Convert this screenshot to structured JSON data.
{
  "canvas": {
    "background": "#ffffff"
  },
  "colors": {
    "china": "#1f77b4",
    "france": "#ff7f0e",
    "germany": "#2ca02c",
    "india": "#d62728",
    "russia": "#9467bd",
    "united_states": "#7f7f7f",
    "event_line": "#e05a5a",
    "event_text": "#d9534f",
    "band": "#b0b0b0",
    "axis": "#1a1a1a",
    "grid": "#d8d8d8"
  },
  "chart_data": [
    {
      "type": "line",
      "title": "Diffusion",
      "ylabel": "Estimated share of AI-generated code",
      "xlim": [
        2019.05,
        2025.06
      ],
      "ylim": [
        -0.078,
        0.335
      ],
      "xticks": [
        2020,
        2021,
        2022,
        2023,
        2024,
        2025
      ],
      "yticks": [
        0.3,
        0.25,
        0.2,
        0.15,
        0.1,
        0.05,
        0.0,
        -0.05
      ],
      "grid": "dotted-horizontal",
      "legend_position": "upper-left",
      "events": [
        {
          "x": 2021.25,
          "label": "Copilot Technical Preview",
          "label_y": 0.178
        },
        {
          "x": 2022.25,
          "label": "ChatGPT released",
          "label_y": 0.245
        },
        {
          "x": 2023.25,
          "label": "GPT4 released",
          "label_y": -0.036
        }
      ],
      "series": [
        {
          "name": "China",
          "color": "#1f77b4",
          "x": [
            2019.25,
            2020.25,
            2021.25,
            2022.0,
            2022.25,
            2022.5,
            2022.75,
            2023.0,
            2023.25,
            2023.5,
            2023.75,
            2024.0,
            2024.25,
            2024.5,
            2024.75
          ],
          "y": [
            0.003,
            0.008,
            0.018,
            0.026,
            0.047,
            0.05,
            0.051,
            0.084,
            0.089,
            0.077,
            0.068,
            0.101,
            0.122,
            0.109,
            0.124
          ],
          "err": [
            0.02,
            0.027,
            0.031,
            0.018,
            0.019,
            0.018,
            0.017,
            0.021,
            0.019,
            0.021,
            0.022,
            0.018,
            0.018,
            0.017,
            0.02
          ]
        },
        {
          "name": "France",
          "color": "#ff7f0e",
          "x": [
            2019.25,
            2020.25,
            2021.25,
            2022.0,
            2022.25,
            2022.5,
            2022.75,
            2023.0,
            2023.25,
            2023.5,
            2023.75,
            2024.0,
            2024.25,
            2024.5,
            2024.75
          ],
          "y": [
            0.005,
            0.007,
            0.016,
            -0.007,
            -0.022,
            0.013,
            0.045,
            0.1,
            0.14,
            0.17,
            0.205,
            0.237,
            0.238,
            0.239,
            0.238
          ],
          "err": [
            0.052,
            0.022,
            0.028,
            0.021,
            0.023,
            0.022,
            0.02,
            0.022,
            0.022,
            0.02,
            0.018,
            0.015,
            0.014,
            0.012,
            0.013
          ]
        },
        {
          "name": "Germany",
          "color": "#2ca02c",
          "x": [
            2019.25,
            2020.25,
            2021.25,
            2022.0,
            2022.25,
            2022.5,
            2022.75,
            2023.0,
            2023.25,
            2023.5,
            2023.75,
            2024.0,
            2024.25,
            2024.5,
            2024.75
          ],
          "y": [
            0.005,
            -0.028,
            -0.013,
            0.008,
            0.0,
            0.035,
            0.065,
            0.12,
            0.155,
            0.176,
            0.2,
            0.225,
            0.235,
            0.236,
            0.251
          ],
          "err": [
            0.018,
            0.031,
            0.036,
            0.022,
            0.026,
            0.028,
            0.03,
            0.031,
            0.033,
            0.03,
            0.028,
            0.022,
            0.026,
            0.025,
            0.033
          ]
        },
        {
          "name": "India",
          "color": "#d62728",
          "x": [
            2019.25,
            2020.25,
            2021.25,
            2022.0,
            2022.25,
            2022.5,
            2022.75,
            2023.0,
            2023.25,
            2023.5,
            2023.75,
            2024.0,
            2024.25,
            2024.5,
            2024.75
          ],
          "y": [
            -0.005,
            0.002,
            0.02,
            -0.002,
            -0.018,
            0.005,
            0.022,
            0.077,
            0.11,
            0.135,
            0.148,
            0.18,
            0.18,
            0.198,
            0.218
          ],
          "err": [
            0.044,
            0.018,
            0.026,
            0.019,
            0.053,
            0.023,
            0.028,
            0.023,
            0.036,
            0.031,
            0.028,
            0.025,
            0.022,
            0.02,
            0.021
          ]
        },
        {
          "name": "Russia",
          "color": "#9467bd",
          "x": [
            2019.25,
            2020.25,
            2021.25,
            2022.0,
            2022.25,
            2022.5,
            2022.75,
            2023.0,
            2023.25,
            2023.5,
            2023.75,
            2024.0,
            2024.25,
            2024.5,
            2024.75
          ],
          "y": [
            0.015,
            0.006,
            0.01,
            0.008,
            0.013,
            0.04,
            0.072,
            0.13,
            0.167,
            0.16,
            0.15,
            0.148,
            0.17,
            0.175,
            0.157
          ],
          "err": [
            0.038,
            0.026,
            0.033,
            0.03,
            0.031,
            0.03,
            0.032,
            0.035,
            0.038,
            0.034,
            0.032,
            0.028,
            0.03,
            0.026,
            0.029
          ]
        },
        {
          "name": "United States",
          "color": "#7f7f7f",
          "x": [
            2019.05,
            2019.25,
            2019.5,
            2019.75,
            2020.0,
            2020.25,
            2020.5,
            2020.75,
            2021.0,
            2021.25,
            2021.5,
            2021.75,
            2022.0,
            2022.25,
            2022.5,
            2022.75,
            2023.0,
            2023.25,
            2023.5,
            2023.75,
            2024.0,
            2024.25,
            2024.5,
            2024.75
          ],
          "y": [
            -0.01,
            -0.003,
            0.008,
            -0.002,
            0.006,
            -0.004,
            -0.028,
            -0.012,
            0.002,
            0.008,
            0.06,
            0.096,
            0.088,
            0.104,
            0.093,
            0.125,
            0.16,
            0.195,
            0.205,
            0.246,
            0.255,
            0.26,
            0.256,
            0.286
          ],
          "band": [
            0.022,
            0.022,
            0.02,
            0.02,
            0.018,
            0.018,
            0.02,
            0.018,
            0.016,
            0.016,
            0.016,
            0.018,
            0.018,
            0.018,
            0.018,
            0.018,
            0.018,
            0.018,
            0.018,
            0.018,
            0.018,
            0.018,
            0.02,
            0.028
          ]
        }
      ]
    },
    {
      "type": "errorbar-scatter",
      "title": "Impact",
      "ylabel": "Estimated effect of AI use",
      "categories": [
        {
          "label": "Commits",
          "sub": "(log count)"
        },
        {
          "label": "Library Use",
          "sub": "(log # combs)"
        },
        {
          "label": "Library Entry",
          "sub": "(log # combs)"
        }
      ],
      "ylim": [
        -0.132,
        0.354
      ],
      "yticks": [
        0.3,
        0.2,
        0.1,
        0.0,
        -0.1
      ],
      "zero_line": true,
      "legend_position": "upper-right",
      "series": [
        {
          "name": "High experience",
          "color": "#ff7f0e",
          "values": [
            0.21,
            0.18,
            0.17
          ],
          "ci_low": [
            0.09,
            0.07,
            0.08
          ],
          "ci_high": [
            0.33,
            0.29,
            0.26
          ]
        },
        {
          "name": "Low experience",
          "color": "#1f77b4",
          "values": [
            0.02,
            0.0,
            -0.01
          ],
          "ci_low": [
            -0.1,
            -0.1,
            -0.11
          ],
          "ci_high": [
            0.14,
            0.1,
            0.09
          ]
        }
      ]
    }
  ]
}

——

Compute how many lines include the string "released", then give that number by itself.

2